For the data below, report only the number of lines containing the string "Denis".

DATASET ENTRIES –
────────

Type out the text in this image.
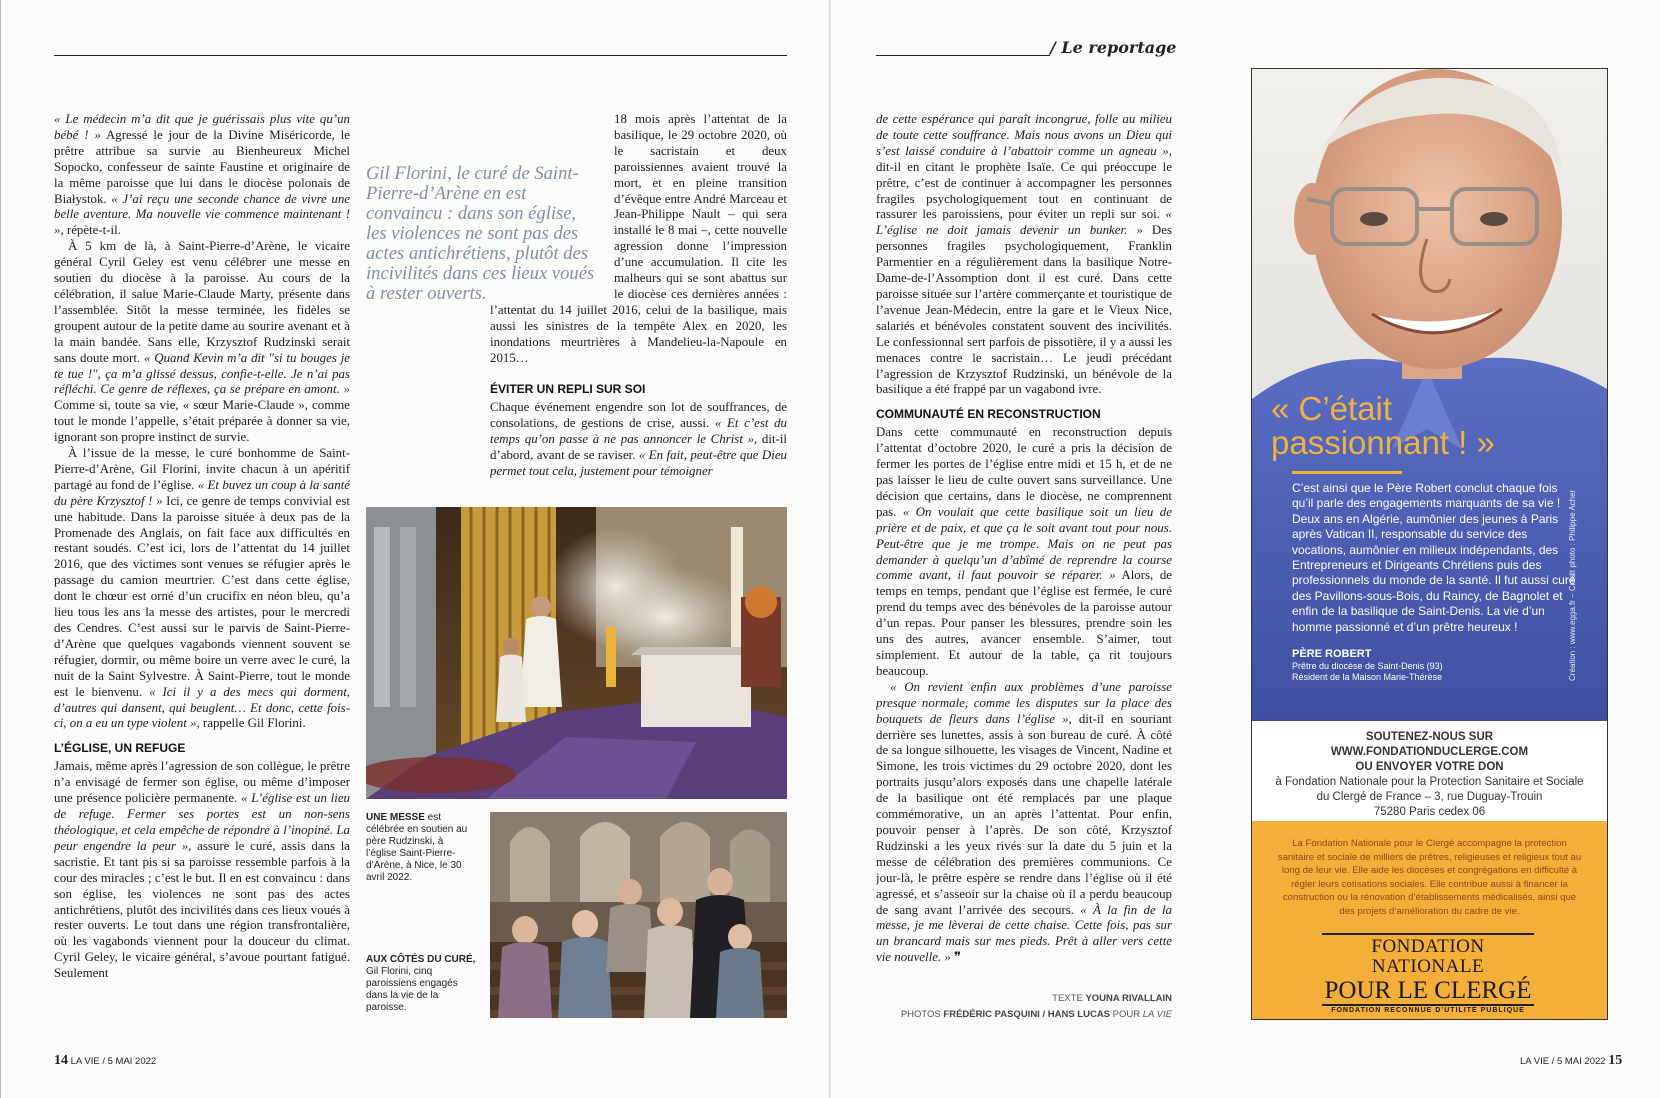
/ Le reportage

« Le médecin m’a dit que je guérissais plus vite qu’un bébé ! » Agressé le jour de la Divine Miséricorde, le prêtre attribue sa survie au Bienheureux Michel Sopocko, confesseur de sainte Faustine et originaire de la même paroisse que lui dans le diocèse polonais de Białystok. « J’ai reçu une seconde chance de vivre une belle aventure. Ma nouvelle vie commence maintenant ! », répète-t-il.

À 5 km de là, à Saint-Pierre-d’Arène, le vicaire général Cyril Geley est venu célébrer une messe en soutien du diocèse à la paroisse. Au cours de la célébration, il salue Marie-Claude Marty, présente dans l’assemblée. Sitôt la messe terminée, les fidèles se groupent autour de la petite dame au sourire avenant et à la main bandée. Sans elle, Krzysztof Rudzinski serait sans doute mort. « Quand Kevin m’a dit "si tu bouges je te tue !", ça m’a glissé dessus, confie-t-elle. Je n’ai pas réfléchi. Ce genre de réflexes, ça se prépare en amont. » Comme si, toute sa vie, « sœur Marie-Claude », comme tout le monde l’appelle, s’était préparée à donner sa vie, ignorant son propre instinct de survie.

À l’issue de la messe, le curé bonhomme de Saint-Pierre-d’Arène, Gil Florini, invite chacun à un apéritif partagé au fond de l’église. « Et buvez un coup à la santé du père Krzysztof ! » Ici, ce genre de temps convivial est une habitude. Dans la paroisse située à deux pas de la Promenade des Anglais, on fait face aux difficultés en restant soudés. C’est ici, lors de l’attentat du 14 juillet 2016, que des victimes sont venues se réfugier après le passage du camion meurtrier. C’est dans cette église, dont le chœur est orné d’un crucifix en néon bleu, qu’a lieu tous les ans la messe des artistes, pour le mercredi des Cendres. C’est aussi sur le parvis de Saint-Pierre-d’Arène que quelques vagabonds viennent souvent se réfugier, dormir, ou même boire un verre avec le curé, la nuit de la Saint Sylvestre. À Saint-Pierre, tout le monde est le bienvenu. « Ici il y a des mecs qui dorment, d’autres qui dansent, qui beuglent… Et donc, cette fois-ci, on a eu un type violent », rappelle Gil Florini.

L’ÉGLISE, UN REFUGE

Jamais, même après l’agression de son collègue, le prêtre n’a envisagé de fermer son église, ou même d’imposer une présence policière permanente. « L’église est un lieu de refuge. Fermer ses portes est un non-sens théologique, et cela empêche de répondre à l’inopiné. La peur engendre la peur », assure le curé, assis dans la sacristie. Et tant pis si sa paroisse ressemble parfois à la cour des miracles ; c’est le but. Il en est convaincu : dans son église, les violences ne sont pas des actes antichrétiens, plutôt des incivilités dans ces lieux voués à rester ouverts. Le tout dans une région transfrontalière, où les vagabonds viennent pour la douceur du climat. Cyril Geley, le vicaire général, s’avoue pourtant fatigué. Seulement

18 mois après l’attentat de la basilique, le 29 octobre 2020, où le sacristain et deux paroissiennes avaient trouvé la mort, et en pleine transition d’évêque entre André Marceau et Jean-Philippe Nault – qui sera installé le 8 mai –, cette nouvelle agression donne l’impression d’une accumulation. Il cite les malheurs qui se sont abattus sur le diocèse ces dernières années : l’attentat du 14 juillet 2016, celui de la basilique, mais aussi les sinistres de la tempête Alex en 2020, les inondations meurtrières à Mandelieu-la-Napoule en 2015…

Gil Florini, le curé de Saint-Pierre-d’Arène en est convaincu : dans son église, les violences ne sont pas des actes antichrétiens, plutôt des incivilités dans ces lieux voués à rester ouverts.
ÉVITER UN REPLI SUR SOI

Chaque événement engendre son lot de souffrances, de consolations, de gestions de crise, aussi. « Et c’est du temps qu’on passe à ne pas annoncer le Christ », dit-il d’abord, avant de se raviser. « En fait, peut-être que Dieu permet tout cela, justement pour témoigner

UNE MESSE est célébrée en soutien au père Rudzinski, à l’église Saint-Pierre-d’Arène, à Nice, le 30 avril 2022.
AUX CÔTÉS DU CURÉ, Gil Florini, cinq paroissiens engagés dans la vie de la paroisse.
14 LA VIE / 5 MAI 2022

de cette espérance qui paraît incongrue, folle au milieu de toute cette souffrance. Mais nous avons un Dieu qui s’est laissé conduire à l’abattoir comme un agneau », dit-il en citant le prophète Isaïe. Ce qui préoccupe le prêtre, c’est de continuer à accompagner les personnes fragiles psychologiquement tout en continuant de rassurer les paroissiens, pour éviter un repli sur soi. « L’église ne doit jamais devenir un bunker. » Des personnes fragiles psychologiquement, Franklin Parmentier en a régulièrement dans la basilique Notre-Dame-de-l’Assomption dont il est curé. Dans cette paroisse située sur l’artère commerçante et touristique de l’avenue Jean-Médecin, entre la gare et le Vieux Nice, salariés et bénévoles constatent souvent des incivilités. Le confessionnal sert parfois de pissotière, il y a aussi les menaces contre le sacristain… Le jeudi précédant l’agression de Krzysztof Rudzinski, un bénévole de la basilique a été frappé par un vagabond ivre.

COMMUNAUTÉ EN RECONSTRUCTION

Dans cette communauté en reconstruction depuis l’attentat d’octobre 2020, le curé a pris la décision de fermer les portes de l’église entre midi et 15 h, et de ne pas laisser le lieu de culte ouvert sans surveillance. Une décision que certains, dans le diocèse, ne comprennent pas. « On voulait que cette basilique soit un lieu de prière et de paix, et que ça le soit avant tout pour nous. Peut-être que je me trompe. Mais on ne peut pas demander à quelqu’un d’abîmé de reprendre la course comme avant, il faut pouvoir se réparer. » Alors, de temps en temps, pendant que l’église est fermée, le curé prend du temps avec des bénévoles de la paroisse autour d’un repas. Pour panser les blessures, prendre soin les uns des autres, avancer ensemble. S’aimer, tout simplement. Et autour de la table, ça rit toujours beaucoup.

« On revient enfin aux problèmes d’une paroisse presque normale, comme les disputes sur la place des bouquets de fleurs dans l’église », dit-il en souriant derrière ses lunettes, assis à son bureau de curé. À côté de sa longue silhouette, les visages de Vincent, Nadine et Simone, les trois victimes du 29 octobre 2020, dont les portraits jusqu’alors exposés dans une chapelle latérale de la basilique ont été remplacés par une plaque commémorative, un an après l’attentat. Pour enfin, pouvoir penser à l’après. De son côté, Krzysztof Rudzinski a les yeux rivés sur la date du 5 juin et la messe de célébration des premières communions. Ce jour-là, le prêtre espère se rendre dans l’église où il été agressé, et s’asseoir sur la chaise où il a perdu beaucoup de sang avant l’arrivée des secours. « À la fin de la messe, je me lèverai de cette chaise. Cette fois, pas sur un brancard mais sur mes pieds. Prêt à aller vers cette vie nouvelle. » ❞

TEXTE YOUNA RIVALLAIN
PHOTOS FRÉDÉRIC PASQUINI / HANS LUCAS POUR LA VIE
LA VIE / 5 MAI 2022 15
« C’était passionnant ! »
C’est ainsi que le Père Robert conclut chaque fois qu’il parle des engagements marquants de sa vie ! Deux ans en Algérie, aumônier des jeunes à Paris après Vatican II, responsable du service des vocations, aumônier en milieux indépendants, des Entrepreneurs et Dirigeants Chrétiens puis des professionnels du monde de la santé. Il fut aussi curé des Pavillons-sous-Bois, du Raincy, de Bagnolet et enfin de la basilique de Saint-Denis. La vie d’un homme passionné et d’un prêtre heureux !
PÈRE ROBERT
Prêtre du diocèse de Saint-Denis (93)
Résident de la Maison Marie-Thérèse	Création : www.egga.fr – Crédit photo : Philippe Acher
SOUTENEZ-NOUS SUR
WWW.FONDATIONDUCLERGE.COM
OU ENVOYER VOTRE DON
à Fondation Nationale pour la Protection Sanitaire et Sociale
du Clergé de France – 3, rue Duguay-Trouin
75280 Paris cedex 06
La Fondation Nationale pour le Clergé accompagne la protection sanitaire et sociale de milliers de prêtres, religieuses et religieux tout au long de leur vie. Elle aide les diocèses et congrégations en difficulté à régler leurs cotisations sociales. Elle contribue aussi à financer la construction ou la rénovation d’établissements médicalisés, ainsi que des projets d’amélioration du cadre de vie.
FONDATION NATIONALE
POUR LE CLERGÉ
FONDATION RECONNUE D’UTILITÉ PUBLIQUE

────────

THE ANSWER –
2